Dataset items
---
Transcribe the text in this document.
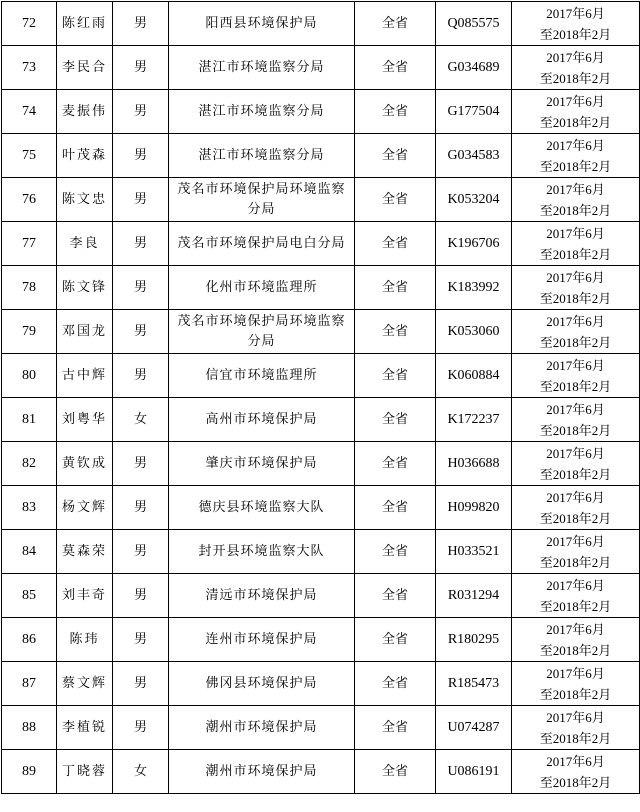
72	陈红雨	男	阳西县环境保护局	全省	Q085575	2017年6月
至2018年2月

73	李民合	男	湛江市环境监察分局	全省	G034689	2017年6月
至2018年2月

74	麦振伟	男	湛江市环境监察分局	全省	G177504	2017年6月
至2018年2月

75	叶茂森	男	湛江市环境监察分局	全省	G034583	2017年6月
至2018年2月

76	陈文忠	男	茂名市环境保护局环境监察分局	全省	K053204	2017年6月
至2018年2月

77	李良	男	茂名市环境保护局电白分局	全省	K196706	2017年6月
至2018年2月

78	陈文锋	男	化州市环境监理所	全省	K183992	2017年6月
至2018年2月

79	邓国龙	男	茂名市环境保护局环境监察分局	全省	K053060	2017年6月
至2018年2月

80	古中辉	男	信宜市环境监理所	全省	K060884	2017年6月
至2018年2月

81	刘粤华	女	高州市环境保护局	全省	K172237	2017年6月
至2018年2月

82	黄钦成	男	肇庆市环境保护局	全省	H036688	2017年6月
至2018年2月

83	杨文辉	男	德庆县环境监察大队	全省	H099820	2017年6月
至2018年2月

84	莫森荣	男	封开县环境监察大队	全省	H033521	2017年6月
至2018年2月

85	刘丰奇	男	清远市环境保护局	全省	R031294	2017年6月
至2018年2月

86	陈玮	男	连州市环境保护局	全省	R180295	2017年6月
至2018年2月

87	蔡文辉	男	佛冈县环境保护局	全省	R185473	2017年6月
至2018年2月

88	李植锐	男	潮州市环境保护局	全省	U074287	2017年6月
至2018年2月

89	丁晓蓉	女	潮州市环境保护局	全省	U086191	2017年6月
至2018年2月
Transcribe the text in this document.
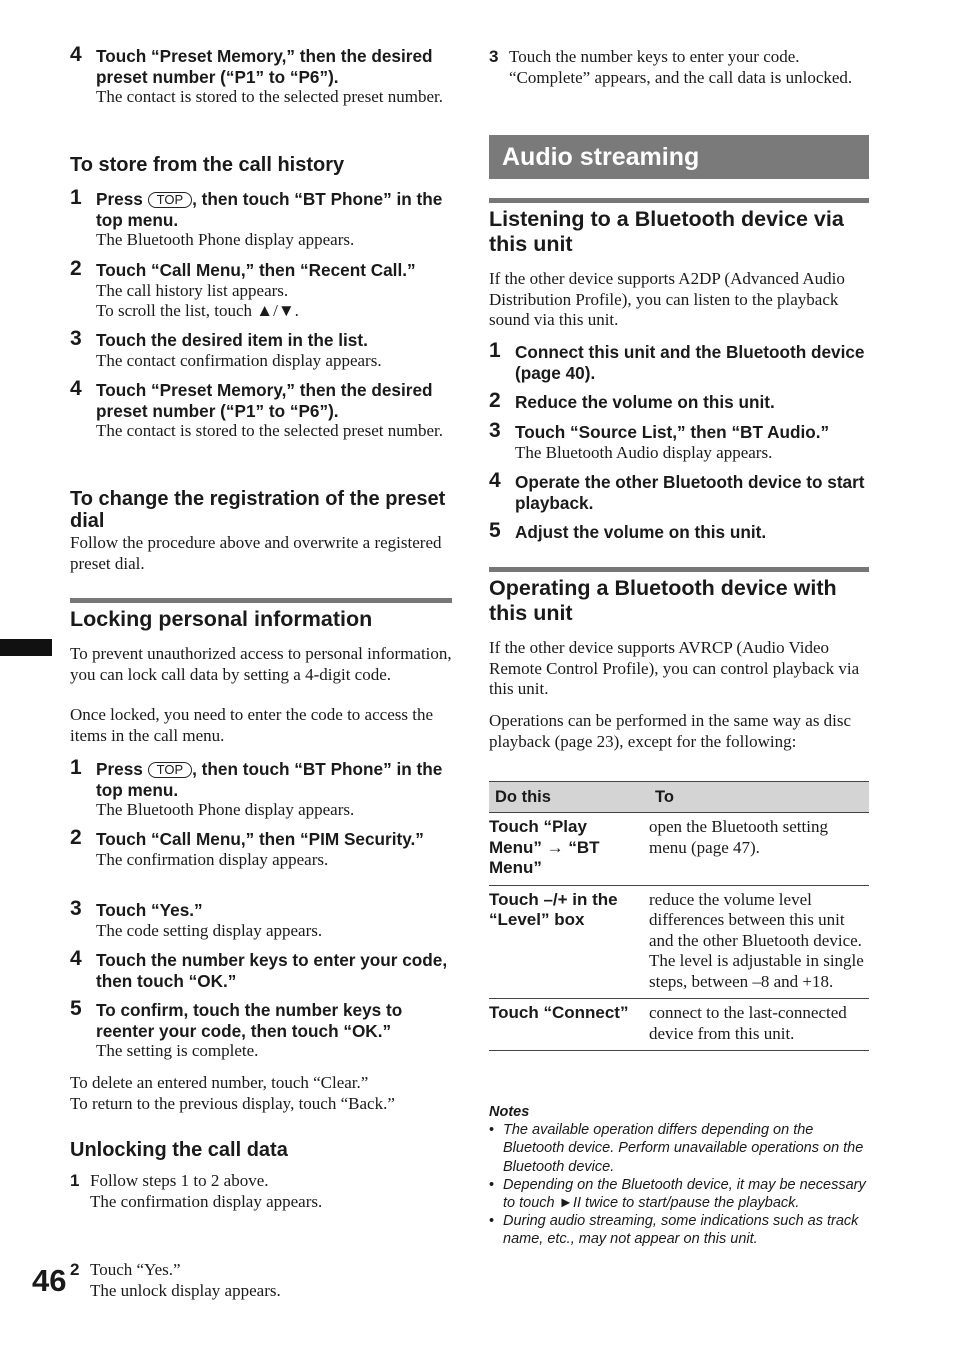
46
4 Touch “Preset Memory,” then the desired preset number (“P1” to “P6”).
The contact is stored to the selected preset number.
To store from the call history
1 Press TOP , then touch “BT Phone” in the top menu.
The Bluetooth Phone display appears.
2 Touch “Call Menu,” then “Recent Call.”
The call history list appears.
To scroll the list, touch ▲/▼.
3 Touch the desired item in the list.
The contact confirmation display appears.
4 Touch “Preset Memory,” then the desired preset number (“P1” to “P6”).
The contact is stored to the selected preset number.
To change the registration of the preset dial
Follow the procedure above and overwrite a registered preset dial.
Locking personal information
To prevent unauthorized access to personal information, you can lock call data by setting a 4-digit code.
Once locked, you need to enter the code to access the items in the call menu.
1 Press TOP , then touch “BT Phone” in the top menu.
The Bluetooth Phone display appears.
2 Touch “Call Menu,” then “PIM Security.”
The confirmation display appears.
3 Touch “Yes.”
The code setting display appears.
4 Touch the number keys to enter your code, then touch “OK.”
5 To confirm, touch the number keys to reenter your code, then touch “OK.”
The setting is complete.
To delete an entered number, touch “Clear.”
To return to the previous display, touch “Back.”
Unlocking the call data
1 Follow steps 1 to 2 above.
The confirmation display appears.
2 Touch “Yes.”
The unlock display appears.
3 Touch the number keys to enter your code. “Complete” appears, and the call data is unlocked.
Audio streaming
Listening to a Bluetooth device via this unit
If the other device supports A2DP (Advanced Audio Distribution Profile), you can listen to the playback sound via this unit.
1 Connect this unit and the Bluetooth device (page 40).
2 Reduce the volume on this unit.
3 Touch “Source List,” then “BT Audio.”
The Bluetooth Audio display appears.
4 Operate the other Bluetooth device to start playback.
5 Adjust the volume on this unit.
Operating a Bluetooth device with this unit
If the other device supports AVRCP (Audio Video Remote Control Profile), you can control playback via this unit.
Operations can be performed in the same way as disc playback (page 23), except for the following:
Do this	To
Touch “Play Menu” → “BT Menu”	open the Bluetooth setting menu (page 47).
Touch –/+ in the “Level” box	reduce the volume level differences between this unit and the other Bluetooth device. The level is adjustable in single steps, between –8 and +18.
Touch “Connect”	connect to the last-connected device from this unit.
Notes
• The available operation differs depending on the Bluetooth device. Perform unavailable operations on the Bluetooth device.
• Depending on the Bluetooth device, it may be necessary to touch ►II twice to start/pause the playback.
• During audio streaming, some indications such as track name, etc., may not appear on this unit.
---
▶ WHAT IS NEEDED: Retype the whole listing exactly and leave the pictures out.

▶ FINISHED ANSWER:
Transcribe the text in this document.
72	陈红雨	男	阳西县环境保护局	全省	Q085575	2017年6月
至2018年2月

73	李民合	男	湛江市环境监察分局	全省	G034689	2017年6月
至2018年2月

74	麦振伟	男	湛江市环境监察分局	全省	G177504	2017年6月
至2018年2月

75	叶茂森	男	湛江市环境监察分局	全省	G034583	2017年6月
至2018年2月

76	陈文忠	男	茂名市环境保护局环境监察分局	全省	K053204	2017年6月
至2018年2月

77	李良	男	茂名市环境保护局电白分局	全省	K196706	2017年6月
至2018年2月

78	陈文锋	男	化州市环境监理所	全省	K183992	2017年6月
至2018年2月

79	邓国龙	男	茂名市环境保护局环境监察分局	全省	K053060	2017年6月
至2018年2月

80	古中辉	男	信宜市环境监理所	全省	K060884	2017年6月
至2018年2月

81	刘粤华	女	高州市环境保护局	全省	K172237	2017年6月
至2018年2月

82	黄钦成	男	肇庆市环境保护局	全省	H036688	2017年6月
至2018年2月

83	杨文辉	男	德庆县环境监察大队	全省	H099820	2017年6月
至2018年2月

84	莫森荣	男	封开县环境监察大队	全省	H033521	2017年6月
至2018年2月

85	刘丰奇	男	清远市环境保护局	全省	R031294	2017年6月
至2018年2月

86	陈玮	男	连州市环境保护局	全省	R180295	2017年6月
至2018年2月

87	蔡文辉	男	佛冈县环境保护局	全省	R185473	2017年6月
至2018年2月

88	李植锐	男	潮州市环境保护局	全省	U074287	2017年6月
至2018年2月

89	丁晓蓉	女	潮州市环境保护局	全省	U086191	2017年6月
至2018年2月
Transcribe the text in this document.
46
4 Touch “Preset Memory,” then the desired preset number (“P1” to “P6”).
The contact is stored to the selected preset number.
To store from the call history
1 Press TOP , then touch “BT Phone” in the top menu.
The Bluetooth Phone display appears.
2 Touch “Call Menu,” then “Recent Call.”
The call history list appears.
To scroll the list, touch ▲/▼.
3 Touch the desired item in the list.
The contact confirmation display appears.
4 Touch “Preset Memory,” then the desired preset number (“P1” to “P6”).
The contact is stored to the selected preset number.
To change the registration of the preset dial
Follow the procedure above and overwrite a registered preset dial.
Locking personal information
To prevent unauthorized access to personal information, you can lock call data by setting a 4-digit code.
Once locked, you need to enter the code to access the items in the call menu.
1 Press TOP , then touch “BT Phone” in the top menu.
The Bluetooth Phone display appears.
2 Touch “Call Menu,” then “PIM Security.”
The confirmation display appears.
3 Touch “Yes.”
The code setting display appears.
4 Touch the number keys to enter your code, then touch “OK.”
5 To confirm, touch the number keys to reenter your code, then touch “OK.”
The setting is complete.
To delete an entered number, touch “Clear.”
To return to the previous display, touch “Back.”
Unlocking the call data
1 Follow steps 1 to 2 above.
The confirmation display appears.
2 Touch “Yes.”
The unlock display appears.
3 Touch the number keys to enter your code. “Complete” appears, and the call data is unlocked.
Audio streaming
Listening to a Bluetooth device via this unit
If the other device supports A2DP (Advanced Audio Distribution Profile), you can listen to the playback sound via this unit.
1 Connect this unit and the Bluetooth device (page 40).
2 Reduce the volume on this unit.
3 Touch “Source List,” then “BT Audio.”
The Bluetooth Audio display appears.
4 Operate the other Bluetooth device to start playback.
5 Adjust the volume on this unit.
Operating a Bluetooth device with this unit
If the other device supports AVRCP (Audio Video Remote Control Profile), you can control playback via this unit.
Operations can be performed in the same way as disc playback (page 23), except for the following:
Do this	To
Touch “Play Menu” → “BT Menu”	open the Bluetooth setting menu (page 47).
Touch –/+ in the “Level” box	reduce the volume level differences between this unit and the other Bluetooth device. The level is adjustable in single steps, between –8 and +18.
Touch “Connect”	connect to the last-connected device from this unit.
Notes
• The available operation differs depending on the Bluetooth device. Perform unavailable operations on the Bluetooth device.
• Depending on the Bluetooth device, it may be necessary to touch ►II twice to start/pause the playback.
• During audio streaming, some indications such as track name, etc., may not appear on this unit.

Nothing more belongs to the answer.